## Task details
List each line of the data in which the string "dniu" appears.

## Items

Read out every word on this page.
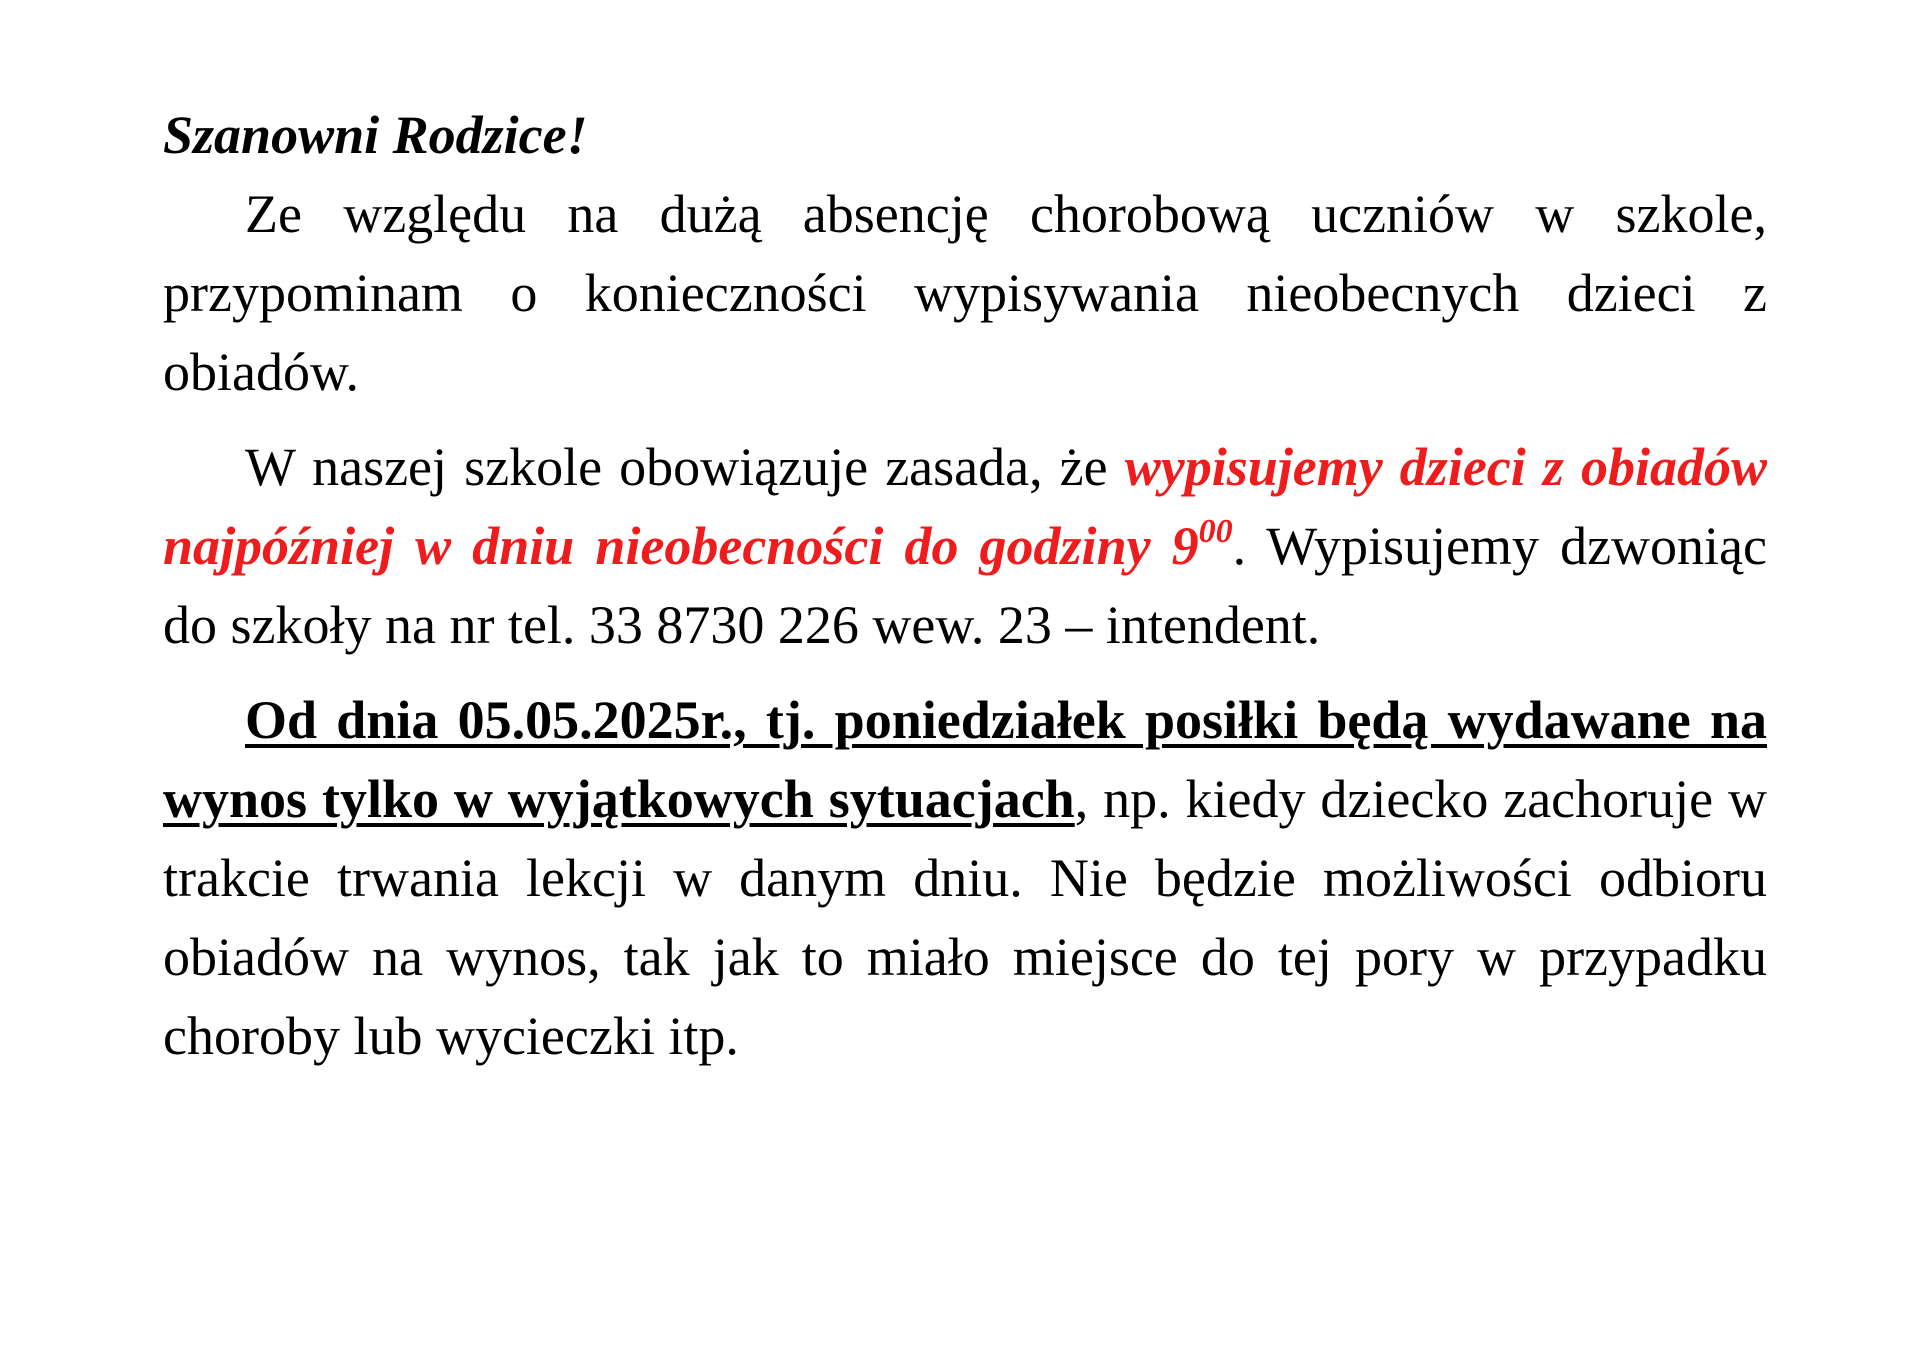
Szanowni Rodzice!

Ze względu na dużą absencję chorobową uczniów w szkole, przypominam o konieczności wypisywania nieobecnych dzieci z obiadów.

W naszej szkole obowiązuje zasada, że wypisujemy dzieci z obiadów najpóźniej w dniu nieobecności do godziny $9^{00}$. Wypisujemy dzwoniąc do szkoły na nr tel. 33 8730 226 wew. 23 – intendent.

Od dnia 05.05.2025r., tj. poniedziałek posiłki będą wydawane na wynos tylko w wyjątkowych sytuacjach, np. kiedy dziecko zachoruje w trakcie trwania lekcji w danym dniu. Nie będzie możliwości odbioru obiadów na wynos, tak jak to miało miejsce do tej pory w przypadku choroby lub wycieczki itp.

## Answer below
W naszej szkole obowiązuje zasada, że wypisujemy dzieci z obiadów najpóźniej w dniu nieobecności do godziny $9^{00}$. Wypisujemy dzwoniąc do szkoły na nr tel. 33 8730 226 wew. 23 – intendent.
Od dnia 05.05.2025r., tj. poniedziałek posiłki będą wydawane na wynos tylko w wyjątkowych sytuacjach, np. kiedy dziecko zachoruje w trakcie trwania lekcji w danym dniu. Nie będzie możliwości odbioru obiadów na wynos, tak jak to miało miejsce do tej pory w przypadku choroby lub wycieczki itp.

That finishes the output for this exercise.